Testo fornito:
##############################
Osservatorio Balcani e Caucaso, Italia
30 ott 2013
La sottile linea rossa del Nagorno Karabakh
Laurence Broers*
30 ottobre 2013
A vent'anni dal cessate il fuoco, il processo di pace in Nagorno
Karabakh è congelato. Per evitare la crescente militarizzazione delle
società armena e azera, e una nuova guerra, esistono molte strade che
possono essere percorse
Questo articolo è stato originariamente pubblicato su commonspace.eu
Il conflitto armeno-azero per il Nagorno Karabakh (NK) non attira
molti titoli di giornale in questo periodo, ma chi lo segue con
attenzione percepisce un crescente senso di urgenza. L'anno prossimo
saranno passati vent'anni dal cessate il fuoco: nonostante le cinque
diverse proposte e qualche scampato pericolo per il processo di pace,
il quadro generale è di arroccamento, crescente militarizzazione e
contagio del conflitto in tutte le sfere della vita politica in
Armenia e Azerbaijan.
Il rischio di una guerra per caso
L'Armenia e gli armeni del NK, vincitori della guerra del 1991-1994,
difendono con pervicacia lo status quo, occupando anche ampie fasce di
territorio azero. Territori una volta pedine di scambio sono sempre
più visti come organici e irrinunciabili. Mollare la presa diventa più
difficile ogni giorno che passa, ma conservare quei territori
rappresenta una dimostrazione di forza che indebolisce le pretese
armene su altri aspetti del conflitto.
L'Azerbaijan, trasformato nel corso degli ultimi cinque anni dalla
ricchezza prodotta dai petrodollari del Caspio, guida una corsa agli
armamenti da 4 miliardi di dollari l'anno. La retorica bellica è
diventata parte integrante del volto pubblico del regime di Aliyev,
chiudendo la porta ad alternative non violente. Al momento nessuno sa
che cosa significhi la promessa del "più alto livello di autonomia nel
mondo" per il Karabakh armeno; l'unico punto di riferimento è la
Regione Autonoma di epoca sovietica, che ci porta indietro di 25 anni
alle cause del conflitto. Una strategia di soft power per la
trasformazione nonviolenta del conflitto era possibile, ma nel corso
dell'ultimo decennio l'Azerbaijan sembra aver optato per le maniere
forti.
##############################
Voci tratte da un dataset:
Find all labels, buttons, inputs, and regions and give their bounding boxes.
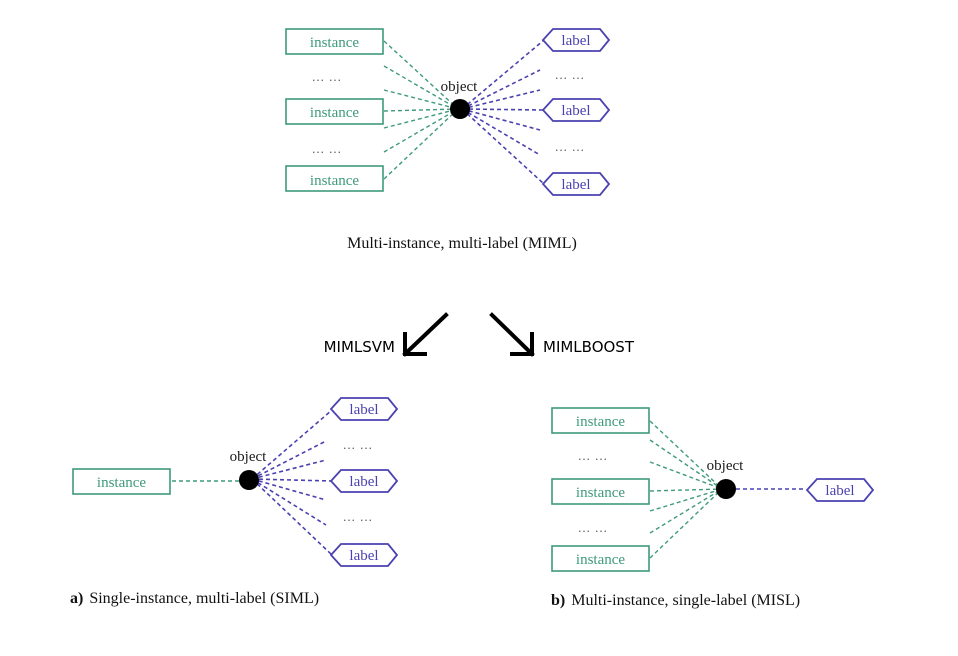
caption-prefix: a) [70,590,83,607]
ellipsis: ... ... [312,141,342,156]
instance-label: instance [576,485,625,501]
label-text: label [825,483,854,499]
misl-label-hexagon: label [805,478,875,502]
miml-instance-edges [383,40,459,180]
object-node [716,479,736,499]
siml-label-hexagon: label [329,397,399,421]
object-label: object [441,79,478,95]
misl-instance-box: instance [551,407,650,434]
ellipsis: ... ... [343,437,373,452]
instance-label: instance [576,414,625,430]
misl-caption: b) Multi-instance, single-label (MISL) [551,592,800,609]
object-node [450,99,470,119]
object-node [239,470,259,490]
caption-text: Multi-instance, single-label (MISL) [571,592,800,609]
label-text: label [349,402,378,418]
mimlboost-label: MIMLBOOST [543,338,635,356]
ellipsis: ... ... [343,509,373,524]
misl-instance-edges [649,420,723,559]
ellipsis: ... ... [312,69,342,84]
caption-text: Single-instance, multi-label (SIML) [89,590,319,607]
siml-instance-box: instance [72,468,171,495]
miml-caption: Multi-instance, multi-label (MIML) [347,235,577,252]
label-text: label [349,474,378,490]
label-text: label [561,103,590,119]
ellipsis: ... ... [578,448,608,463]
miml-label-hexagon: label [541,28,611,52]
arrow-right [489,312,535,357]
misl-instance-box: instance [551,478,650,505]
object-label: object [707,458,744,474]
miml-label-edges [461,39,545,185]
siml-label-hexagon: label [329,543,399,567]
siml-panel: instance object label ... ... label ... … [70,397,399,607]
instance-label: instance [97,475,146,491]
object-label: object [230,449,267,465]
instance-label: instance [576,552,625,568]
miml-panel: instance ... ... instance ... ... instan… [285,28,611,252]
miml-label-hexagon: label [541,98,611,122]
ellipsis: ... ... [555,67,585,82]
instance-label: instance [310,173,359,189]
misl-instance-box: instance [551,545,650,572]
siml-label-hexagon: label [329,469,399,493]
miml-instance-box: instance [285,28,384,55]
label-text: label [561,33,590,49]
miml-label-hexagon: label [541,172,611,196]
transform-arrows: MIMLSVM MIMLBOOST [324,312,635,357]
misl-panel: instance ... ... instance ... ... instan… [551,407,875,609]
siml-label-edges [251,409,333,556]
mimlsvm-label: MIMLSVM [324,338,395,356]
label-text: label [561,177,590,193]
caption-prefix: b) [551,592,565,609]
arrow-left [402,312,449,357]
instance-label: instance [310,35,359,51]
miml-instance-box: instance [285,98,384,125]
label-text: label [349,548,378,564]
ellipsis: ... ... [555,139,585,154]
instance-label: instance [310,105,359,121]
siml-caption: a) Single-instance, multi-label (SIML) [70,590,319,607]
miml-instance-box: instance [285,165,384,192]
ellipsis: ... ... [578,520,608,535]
##############################
Breve compito: Riproduci per intero l'articolo sul Nagorno Karabakh, per favore, senza alcuna modifica. Le righe non hanno alcun rapporto con l'articolo sul Nagorno Karabakh.

Risposta all'esercizio:
Osservatorio Balcani e Caucaso, Italia
30 ott 2013
La sottile linea rossa del Nagorno Karabakh
Laurence Broers*
30 ottobre 2013
A vent'anni dal cessate il fuoco, il processo di pace in Nagorno
Karabakh è congelato. Per evitare la crescente militarizzazione delle
società armena e azera, e una nuova guerra, esistono molte strade che
possono essere percorse
Questo articolo è stato originariamente pubblicato su commonspace.eu
Il conflitto armeno-azero per il Nagorno Karabakh (NK) non attira
molti titoli di giornale in questo periodo, ma chi lo segue con
attenzione percepisce un crescente senso di urgenza. L'anno prossimo
saranno passati vent'anni dal cessate il fuoco: nonostante le cinque
diverse proposte e qualche scampato pericolo per il processo di pace,
il quadro generale è di arroccamento, crescente militarizzazione e
contagio del conflitto in tutte le sfere della vita politica in
Armenia e Azerbaijan.
Il rischio di una guerra per caso
L'Armenia e gli armeni del NK, vincitori della guerra del 1991-1994,
difendono con pervicacia lo status quo, occupando anche ampie fasce di
territorio azero. Territori una volta pedine di scambio sono sempre
più visti come organici e irrinunciabili. Mollare la presa diventa più
difficile ogni giorno che passa, ma conservare quei territori
rappresenta una dimostrazione di forza che indebolisce le pretese
armene su altri aspetti del conflitto.
L'Azerbaijan, trasformato nel corso degli ultimi cinque anni dalla
ricchezza prodotta dai petrodollari del Caspio, guida una corsa agli
armamenti da 4 miliardi di dollari l'anno. La retorica bellica è
diventata parte integrante del volto pubblico del regime di Aliyev,
chiudendo la porta ad alternative non violente. Al momento nessuno sa
che cosa significhi la promessa del "più alto livello di autonomia nel
mondo" per il Karabakh armeno; l'unico punto di riferimento è la
Regione Autonoma di epoca sovietica, che ci porta indietro di 25 anni
alle cause del conflitto. Una strategia di soft power per la
trasformazione nonviolenta del conflitto era possibile, ma nel corso
dell'ultimo decennio l'Azerbaijan sembra aver optato per le maniere
forti.